--- WHAT TO DO ---
All of the material below is to be returned exactly.

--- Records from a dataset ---

........

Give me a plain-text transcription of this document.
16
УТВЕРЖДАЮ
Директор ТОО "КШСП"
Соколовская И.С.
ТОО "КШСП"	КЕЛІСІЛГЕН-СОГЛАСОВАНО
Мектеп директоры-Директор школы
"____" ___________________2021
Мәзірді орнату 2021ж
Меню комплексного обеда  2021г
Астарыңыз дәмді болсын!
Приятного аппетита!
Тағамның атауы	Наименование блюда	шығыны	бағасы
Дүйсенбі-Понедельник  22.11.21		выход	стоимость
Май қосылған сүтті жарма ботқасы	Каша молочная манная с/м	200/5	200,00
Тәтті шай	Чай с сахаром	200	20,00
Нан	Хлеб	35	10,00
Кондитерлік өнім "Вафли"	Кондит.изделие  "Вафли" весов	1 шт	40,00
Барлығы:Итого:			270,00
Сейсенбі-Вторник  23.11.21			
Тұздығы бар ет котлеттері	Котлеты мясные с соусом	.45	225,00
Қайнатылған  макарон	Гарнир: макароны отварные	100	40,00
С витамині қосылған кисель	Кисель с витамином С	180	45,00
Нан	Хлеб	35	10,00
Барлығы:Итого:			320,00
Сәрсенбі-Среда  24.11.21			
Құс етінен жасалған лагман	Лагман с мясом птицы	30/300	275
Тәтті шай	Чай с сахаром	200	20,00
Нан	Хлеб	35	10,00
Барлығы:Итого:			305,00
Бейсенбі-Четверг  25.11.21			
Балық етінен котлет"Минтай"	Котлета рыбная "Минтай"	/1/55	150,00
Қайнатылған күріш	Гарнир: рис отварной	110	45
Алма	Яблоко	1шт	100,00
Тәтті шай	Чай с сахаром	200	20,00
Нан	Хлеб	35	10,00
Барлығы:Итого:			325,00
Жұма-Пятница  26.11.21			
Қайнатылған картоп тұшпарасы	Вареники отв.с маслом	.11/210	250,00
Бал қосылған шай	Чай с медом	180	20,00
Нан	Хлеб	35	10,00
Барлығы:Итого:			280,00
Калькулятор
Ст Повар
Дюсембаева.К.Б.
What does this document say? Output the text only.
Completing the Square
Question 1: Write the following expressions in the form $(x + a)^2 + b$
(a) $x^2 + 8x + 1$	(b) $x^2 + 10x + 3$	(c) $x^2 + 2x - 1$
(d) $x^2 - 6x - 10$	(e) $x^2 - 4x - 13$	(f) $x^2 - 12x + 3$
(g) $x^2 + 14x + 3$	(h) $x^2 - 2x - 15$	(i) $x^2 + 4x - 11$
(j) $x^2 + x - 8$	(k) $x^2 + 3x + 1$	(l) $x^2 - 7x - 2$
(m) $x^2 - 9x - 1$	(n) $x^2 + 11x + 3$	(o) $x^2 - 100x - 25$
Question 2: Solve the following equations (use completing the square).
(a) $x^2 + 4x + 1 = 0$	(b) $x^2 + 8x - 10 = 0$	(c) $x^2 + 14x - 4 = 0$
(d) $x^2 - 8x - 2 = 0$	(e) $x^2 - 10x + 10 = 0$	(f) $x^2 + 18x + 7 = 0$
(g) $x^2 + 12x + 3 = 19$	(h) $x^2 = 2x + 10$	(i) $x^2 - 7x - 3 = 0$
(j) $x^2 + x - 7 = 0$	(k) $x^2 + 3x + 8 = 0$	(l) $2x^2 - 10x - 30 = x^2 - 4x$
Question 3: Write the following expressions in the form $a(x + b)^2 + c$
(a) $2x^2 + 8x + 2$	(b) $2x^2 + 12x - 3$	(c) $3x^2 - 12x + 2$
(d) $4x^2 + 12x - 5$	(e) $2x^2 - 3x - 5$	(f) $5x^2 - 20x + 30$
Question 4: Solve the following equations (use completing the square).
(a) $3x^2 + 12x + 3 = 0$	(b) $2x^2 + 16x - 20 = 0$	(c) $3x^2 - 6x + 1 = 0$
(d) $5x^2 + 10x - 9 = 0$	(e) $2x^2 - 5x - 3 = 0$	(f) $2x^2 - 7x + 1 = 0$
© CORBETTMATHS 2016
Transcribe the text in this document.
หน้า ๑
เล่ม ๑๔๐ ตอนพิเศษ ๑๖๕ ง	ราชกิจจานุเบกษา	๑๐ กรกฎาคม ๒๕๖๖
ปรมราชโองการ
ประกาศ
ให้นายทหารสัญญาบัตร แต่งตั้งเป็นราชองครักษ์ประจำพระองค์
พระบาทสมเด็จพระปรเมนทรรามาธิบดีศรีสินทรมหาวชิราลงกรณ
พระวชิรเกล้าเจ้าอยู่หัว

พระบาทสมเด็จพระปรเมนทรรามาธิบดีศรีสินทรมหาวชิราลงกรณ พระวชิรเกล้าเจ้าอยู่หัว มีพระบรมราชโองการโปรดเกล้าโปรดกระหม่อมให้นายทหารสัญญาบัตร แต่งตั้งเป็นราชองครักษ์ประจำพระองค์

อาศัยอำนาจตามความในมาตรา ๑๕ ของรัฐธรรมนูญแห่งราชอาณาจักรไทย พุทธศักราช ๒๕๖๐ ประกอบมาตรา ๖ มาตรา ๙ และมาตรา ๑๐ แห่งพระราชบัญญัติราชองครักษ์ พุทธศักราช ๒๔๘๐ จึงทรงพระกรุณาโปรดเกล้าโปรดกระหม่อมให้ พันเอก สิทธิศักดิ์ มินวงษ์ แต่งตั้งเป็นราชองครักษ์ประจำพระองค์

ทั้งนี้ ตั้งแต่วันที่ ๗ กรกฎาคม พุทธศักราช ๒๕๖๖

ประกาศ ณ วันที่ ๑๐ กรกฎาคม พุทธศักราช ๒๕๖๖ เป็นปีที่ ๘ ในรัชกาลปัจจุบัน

........

--- REPLY ---
Give me a plain-text transcription of this document.
16
УТВЕРЖДАЮ
Директор ТОО "КШСП"
Соколовская И.С.
ТОО "КШСП"	КЕЛІСІЛГЕН-СОГЛАСОВАНО
Мектеп директоры-Директор школы
"____" ___________________2021
Мәзірді орнату 2021ж
Меню комплексного обеда  2021г
Астарыңыз дәмді болсын!
Приятного аппетита!
Тағамның атауы	Наименование блюда	шығыны	бағасы
Дүйсенбі-Понедельник  22.11.21		выход	стоимость
Май қосылған сүтті жарма ботқасы	Каша молочная манная с/м	200/5	200,00
Тәтті шай	Чай с сахаром	200	20,00
Нан	Хлеб	35	10,00
Кондитерлік өнім "Вафли"	Кондит.изделие  "Вафли" весов	1 шт	40,00
Барлығы:Итого:			270,00
Сейсенбі-Вторник  23.11.21			
Тұздығы бар ет котлеттері	Котлеты мясные с соусом	.45	225,00
Қайнатылған  макарон	Гарнир: макароны отварные	100	40,00
С витамині қосылған кисель	Кисель с витамином С	180	45,00
Нан	Хлеб	35	10,00
Барлығы:Итого:			320,00
Сәрсенбі-Среда  24.11.21			
Құс етінен жасалған лагман	Лагман с мясом птицы	30/300	275
Тәтті шай	Чай с сахаром	200	20,00
Нан	Хлеб	35	10,00
Барлығы:Итого:			305,00
Бейсенбі-Четверг  25.11.21			
Балық етінен котлет"Минтай"	Котлета рыбная "Минтай"	/1/55	150,00
Қайнатылған күріш	Гарнир: рис отварной	110	45
Алма	Яблоко	1шт	100,00
Тәтті шай	Чай с сахаром	200	20,00
Нан	Хлеб	35	10,00
Барлығы:Итого:			325,00
Жұма-Пятница  26.11.21			
Қайнатылған картоп тұшпарасы	Вареники отв.с маслом	.11/210	250,00
Бал қосылған шай	Чай с медом	180	20,00
Нан	Хлеб	35	10,00
Барлығы:Итого:			280,00
Калькулятор
Ст Повар
Дюсембаева.К.Б.
What does this document say? Output the text only.
Completing the Square
Question 1: Write the following expressions in the form $(x + a)^2 + b$
(a) $x^2 + 8x + 1$	(b) $x^2 + 10x + 3$	(c) $x^2 + 2x - 1$
(d) $x^2 - 6x - 10$	(e) $x^2 - 4x - 13$	(f) $x^2 - 12x + 3$
(g) $x^2 + 14x + 3$	(h) $x^2 - 2x - 15$	(i) $x^2 + 4x - 11$
(j) $x^2 + x - 8$	(k) $x^2 + 3x + 1$	(l) $x^2 - 7x - 2$
(m) $x^2 - 9x - 1$	(n) $x^2 + 11x + 3$	(o) $x^2 - 100x - 25$
Question 2: Solve the following equations (use completing the square).
(a) $x^2 + 4x + 1 = 0$	(b) $x^2 + 8x - 10 = 0$	(c) $x^2 + 14x - 4 = 0$
(d) $x^2 - 8x - 2 = 0$	(e) $x^2 - 10x + 10 = 0$	(f) $x^2 + 18x + 7 = 0$
(g) $x^2 + 12x + 3 = 19$	(h) $x^2 = 2x + 10$	(i) $x^2 - 7x - 3 = 0$
(j) $x^2 + x - 7 = 0$	(k) $x^2 + 3x + 8 = 0$	(l) $2x^2 - 10x - 30 = x^2 - 4x$
Question 3: Write the following expressions in the form $a(x + b)^2 + c$
(a) $2x^2 + 8x + 2$	(b) $2x^2 + 12x - 3$	(c) $3x^2 - 12x + 2$
(d) $4x^2 + 12x - 5$	(e) $2x^2 - 3x - 5$	(f) $5x^2 - 20x + 30$
Question 4: Solve the following equations (use completing the square).
(a) $3x^2 + 12x + 3 = 0$	(b) $2x^2 + 16x - 20 = 0$	(c) $3x^2 - 6x + 1 = 0$
(d) $5x^2 + 10x - 9 = 0$	(e) $2x^2 - 5x - 3 = 0$	(f) $2x^2 - 7x + 1 = 0$
© CORBETTMATHS 2016
Transcribe the text in this document.
หน้า ๑
เล่ม ๑๔๐ ตอนพิเศษ ๑๖๕ ง	ราชกิจจานุเบกษา	๑๐ กรกฎาคม ๒๕๖๖
ปรมราชโองการ
ประกาศ
ให้นายทหารสัญญาบัตร แต่งตั้งเป็นราชองครักษ์ประจำพระองค์
พระบาทสมเด็จพระปรเมนทรรามาธิบดีศรีสินทรมหาวชิราลงกรณ
พระวชิรเกล้าเจ้าอยู่หัว

พระบาทสมเด็จพระปรเมนทรรามาธิบดีศรีสินทรมหาวชิราลงกรณ พระวชิรเกล้าเจ้าอยู่หัว มีพระบรมราชโองการโปรดเกล้าโปรดกระหม่อมให้นายทหารสัญญาบัตร แต่งตั้งเป็นราชองครักษ์ประจำพระองค์

อาศัยอำนาจตามความในมาตรา ๑๕ ของรัฐธรรมนูญแห่งราชอาณาจักรไทย พุทธศักราช ๒๕๖๐ ประกอบมาตรา ๖ มาตรา ๙ และมาตรา ๑๐ แห่งพระราชบัญญัติราชองครักษ์ พุทธศักราช ๒๔๘๐ จึงทรงพระกรุณาโปรดเกล้าโปรดกระหม่อมให้ พันเอก สิทธิศักดิ์ มินวงษ์ แต่งตั้งเป็นราชองครักษ์ประจำพระองค์

ทั้งนี้ ตั้งแต่วันที่ ๗ กรกฎาคม พุทธศักราช ๒๕๖๖

ประกาศ ณ วันที่ ๑๐ กรกฎาคม พุทธศักราช ๒๕๖๖ เป็นปีที่ ๘ ในรัชกาลปัจจุบัน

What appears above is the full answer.